Input data
'''
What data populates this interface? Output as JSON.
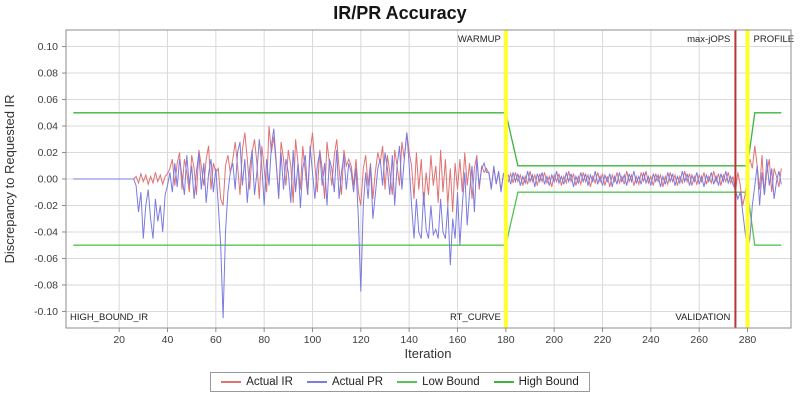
{
  "chart_data": {
    "type": "line",
    "title": "IR/PR Accuracy",
    "xlabel": "Iteration",
    "ylabel": "Discrepancy to Requested IR",
    "x_domain": [
      -2,
      298
    ],
    "y_domain": [
      -0.1125,
      0.1125
    ],
    "x_ticks": [
      20,
      40,
      60,
      80,
      100,
      120,
      140,
      160,
      180,
      200,
      220,
      240,
      260,
      280
    ],
    "y_ticks": [
      0.1,
      0.08,
      0.06,
      0.04,
      0.02,
      0.0,
      -0.02,
      -0.04,
      -0.06,
      -0.08,
      -0.1
    ],
    "grid": true,
    "legend_position": "bottom",
    "x_start": 1,
    "x_step": 1,
    "corner_label": "HIGH_BOUND_IR",
    "series": [
      {
        "name": "Actual IR",
        "color": "#e07272",
        "values": [
          0,
          0,
          0,
          0,
          0,
          0,
          0,
          0,
          0,
          0,
          0,
          0,
          0,
          0,
          0,
          0,
          0,
          0,
          0,
          0,
          0,
          0,
          0,
          0,
          0,
          0,
          0.002,
          -0.003,
          0.004,
          -0.002,
          0.003,
          -0.004,
          0.002,
          -0.003,
          0.005,
          -0.002,
          0.003,
          -0.004,
          0.002,
          0.004,
          0.008,
          0.015,
          -0.005,
          0.012,
          0.02,
          -0.008,
          0.015,
          0.005,
          -0.01,
          0.018,
          0.008,
          -0.012,
          0.022,
          0.01,
          -0.005,
          0.015,
          0.025,
          -0.008,
          0.012,
          0.005,
          0.008,
          -0.015,
          -0.02,
          0.01,
          0.018,
          0.005,
          0.015,
          0.028,
          0.01,
          -0.012,
          0.022,
          0.035,
          0.015,
          -0.008,
          0.02,
          0.03,
          0.012,
          -0.015,
          0.025,
          0.008,
          -0.01,
          0.04,
          0.02,
          0.032,
          0.01,
          -0.012,
          0.028,
          0.015,
          -0.005,
          0.022,
          0.01,
          -0.018,
          0.03,
          0.012,
          -0.008,
          0.025,
          0.005,
          -0.012,
          0.02,
          0.035,
          0.01,
          -0.01,
          0.022,
          0.008,
          -0.015,
          0.028,
          0.012,
          -0.005,
          0.018,
          0.03,
          0.008,
          -0.012,
          0.022,
          0.01,
          0.015,
          0.01,
          -0.005,
          0.015,
          -0.01,
          -0.02,
          0.008,
          0.018,
          -0.005,
          0.012,
          -0.015,
          0.005,
          0.02,
          0.012,
          0.025,
          -0.008,
          0.018,
          0.005,
          -0.012,
          0.022,
          0.01,
          -0.005,
          0.028,
          0.015,
          0.035,
          0.02,
          0.01,
          -0.015,
          0.02,
          -0.008,
          0.015,
          -0.02,
          0.005,
          -0.012,
          0.018,
          -0.005,
          0.01,
          -0.018,
          0.022,
          -0.01,
          0.015,
          -0.02,
          0.008,
          -0.025,
          0.012,
          -0.008,
          0.015,
          -0.01,
          0.02,
          -0.005,
          0.012,
          -0.015,
          0.008,
          0.018,
          -0.008,
          0.01,
          0.005,
          0.008,
          0.004,
          -0.006,
          0.008,
          -0.003,
          0.005,
          -0.008,
          0.003,
          0.001,
          -0.002,
          0.004,
          -0.003,
          0.005,
          -0.002,
          0.003,
          -0.005,
          0.002,
          -0.004,
          0.006,
          -0.002,
          0.003,
          -0.005,
          0.004,
          -0.002,
          0.005,
          -0.003,
          0.002,
          -0.006,
          0.003,
          -0.002,
          0.004,
          -0.005,
          0.002,
          -0.003,
          0.006,
          -0.002,
          0.004,
          -0.005,
          0.002,
          -0.004,
          0.005,
          -0.002,
          0.003,
          -0.006,
          0.002,
          -0.003,
          0.005,
          -0.002,
          0.004,
          -0.005,
          0.002,
          -0.006,
          0.003,
          -0.002,
          0.005,
          -0.003,
          0.002,
          -0.004,
          0.006,
          -0.002,
          0.003,
          -0.005,
          0.002,
          -0.004,
          0.005,
          -0.002,
          0.006,
          -0.003,
          0.002,
          -0.005,
          0.004,
          -0.002,
          0.003,
          -0.006,
          0.002,
          -0.004,
          0.005,
          -0.002,
          0.003,
          -0.005,
          0.002,
          -0.003,
          0.006,
          -0.002,
          0.004,
          -0.005,
          0.002,
          -0.004,
          0.003,
          -0.002,
          0.005,
          -0.004,
          0.002,
          -0.003,
          0.006,
          -0.002,
          0.004,
          -0.005,
          0.003,
          -0.002,
          0.005,
          -0.003,
          0.002,
          -0.01,
          0.005,
          -0.005,
          -0.02,
          -0.012,
          0.005,
          0.015,
          0.008,
          0.025,
          0.01,
          -0.008,
          0.018,
          -0.012,
          0.005,
          0.015,
          -0.01,
          0.008,
          0.002,
          -0.006,
          0.008
        ]
      },
      {
        "name": "Actual PR",
        "color": "#7b7be0",
        "values": [
          0,
          0,
          0,
          0,
          0,
          0,
          0,
          0,
          0,
          0,
          0,
          0,
          0,
          0,
          0,
          0,
          0,
          0,
          0,
          0,
          0,
          0,
          0,
          0,
          0,
          0,
          -0.005,
          -0.025,
          -0.01,
          -0.045,
          -0.02,
          -0.008,
          -0.03,
          -0.045,
          -0.015,
          -0.032,
          -0.02,
          -0.04,
          -0.012,
          -0.005,
          0.005,
          -0.01,
          0.012,
          -0.006,
          0.015,
          0.002,
          -0.012,
          0.018,
          -0.005,
          0.01,
          -0.015,
          0.006,
          0.02,
          -0.008,
          0.012,
          -0.018,
          0.004,
          0.015,
          -0.01,
          0.008,
          -0.02,
          -0.05,
          -0.105,
          -0.04,
          -0.01,
          0.005,
          0.012,
          -0.008,
          0.02,
          0.028,
          -0.005,
          0.015,
          -0.018,
          0.008,
          0.022,
          -0.012,
          0.005,
          0.03,
          0.01,
          -0.02,
          0.015,
          -0.005,
          0.025,
          0.038,
          0.012,
          -0.015,
          0.02,
          -0.008,
          0.015,
          0.005,
          -0.018,
          0.022,
          -0.01,
          0.012,
          -0.022,
          0.008,
          0.018,
          -0.012,
          0.025,
          0.005,
          -0.015,
          0.01,
          0.02,
          -0.005,
          0.012,
          -0.02,
          0.015,
          0.008,
          -0.01,
          0.022,
          -0.015,
          0.005,
          0.018,
          -0.008,
          0.012,
          0.005,
          -0.01,
          0.008,
          -0.03,
          -0.085,
          -0.02,
          0.005,
          -0.015,
          0.01,
          -0.03,
          -0.012,
          0.008,
          0.015,
          -0.005,
          0.02,
          0.008,
          -0.012,
          0.018,
          -0.02,
          0.01,
          0.025,
          -0.008,
          0.015,
          0.035,
          0.01,
          -0.02,
          -0.045,
          -0.015,
          -0.04,
          -0.045,
          -0.01,
          -0.038,
          -0.045,
          -0.02,
          -0.042,
          -0.038,
          -0.045,
          -0.015,
          -0.04,
          -0.045,
          -0.02,
          -0.065,
          -0.03,
          -0.045,
          -0.01,
          -0.05,
          -0.02,
          0.005,
          -0.035,
          -0.01,
          0.01,
          -0.025,
          0.015,
          -0.005,
          0.008,
          0.012,
          0.005,
          0.005,
          -0.008,
          0.01,
          -0.004,
          0.006,
          -0.01,
          0.004,
          0.002,
          0.003,
          -0.004,
          0.005,
          -0.002,
          0.004,
          -0.005,
          0.002,
          -0.003,
          0.006,
          -0.002,
          0.003,
          -0.006,
          0.004,
          -0.002,
          0.005,
          -0.004,
          0.002,
          -0.005,
          0.003,
          -0.002,
          0.006,
          -0.003,
          0.002,
          -0.004,
          0.005,
          -0.002,
          0.004,
          -0.006,
          0.002,
          -0.003,
          0.005,
          -0.002,
          0.004,
          -0.005,
          0.003,
          -0.002,
          0.006,
          -0.004,
          0.002,
          -0.005,
          0.003,
          -0.002,
          0.004,
          -0.006,
          0.002,
          -0.004,
          0.005,
          -0.002,
          0.003,
          -0.005,
          0.004,
          -0.002,
          0.006,
          -0.003,
          0.002,
          -0.004,
          0.005,
          -0.003,
          0.002,
          -0.005,
          0.004,
          -0.002,
          0.003,
          -0.006,
          0.002,
          -0.004,
          0.005,
          -0.002,
          0.004,
          -0.005,
          0.002,
          -0.003,
          0.006,
          -0.002,
          0.004,
          -0.005,
          0.003,
          -0.002,
          0.005,
          -0.004,
          0.002,
          -0.006,
          0.003,
          -0.002,
          0.005,
          -0.004,
          0.002,
          -0.005,
          0.004,
          -0.002,
          0.006,
          -0.003,
          0.002,
          -0.004,
          -0.008,
          -0.015,
          -0.01,
          -0.025,
          -0.04,
          -0.055,
          -0.045,
          -0.02,
          -0.005,
          0.01,
          -0.02,
          0.005,
          -0.012,
          0.015,
          -0.005,
          0.008,
          -0.015,
          -0.002,
          0.006,
          -0.004
        ]
      }
    ],
    "bounds": [
      {
        "name": "Low Bound",
        "color": "#55c455",
        "points": [
          [
            1,
            -0.05
          ],
          [
            180,
            -0.05
          ],
          [
            185,
            -0.01
          ],
          [
            280,
            -0.01
          ],
          [
            283,
            -0.05
          ],
          [
            294,
            -0.05
          ]
        ]
      },
      {
        "name": "High Bound",
        "color": "#3db43d",
        "points": [
          [
            1,
            0.05
          ],
          [
            180,
            0.05
          ],
          [
            185,
            0.01
          ],
          [
            280,
            0.01
          ],
          [
            283,
            0.05
          ],
          [
            294,
            0.05
          ]
        ]
      }
    ],
    "markers": [
      {
        "x": 180,
        "color": "#ffff2e",
        "width": 4,
        "top_label": "WARMUP",
        "bottom_label": "RT_CURVE",
        "label_side": "left"
      },
      {
        "x": 275,
        "color": "#bb3333",
        "width": 2,
        "top_label": "max-jOPS",
        "bottom_label": "VALIDATION",
        "label_side": "left"
      },
      {
        "x": 280,
        "color": "#ffff2e",
        "width": 4,
        "top_label": "PROFILE",
        "bottom_label": "",
        "label_side": "right"
      }
    ],
    "colors": {
      "grid": "#dadada",
      "plot_border": "#8c8c8c",
      "tick_text": "#3c3c3c",
      "marker_label_text": "#222222",
      "background": "#ffffff"
    }
  }
}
'''
From the data above, gather every line that includes the word "name".

Exercise response
        "name": "Actual IR",
        "name": "Actual PR",
        "name": "Low Bound",
        "name": "High Bound",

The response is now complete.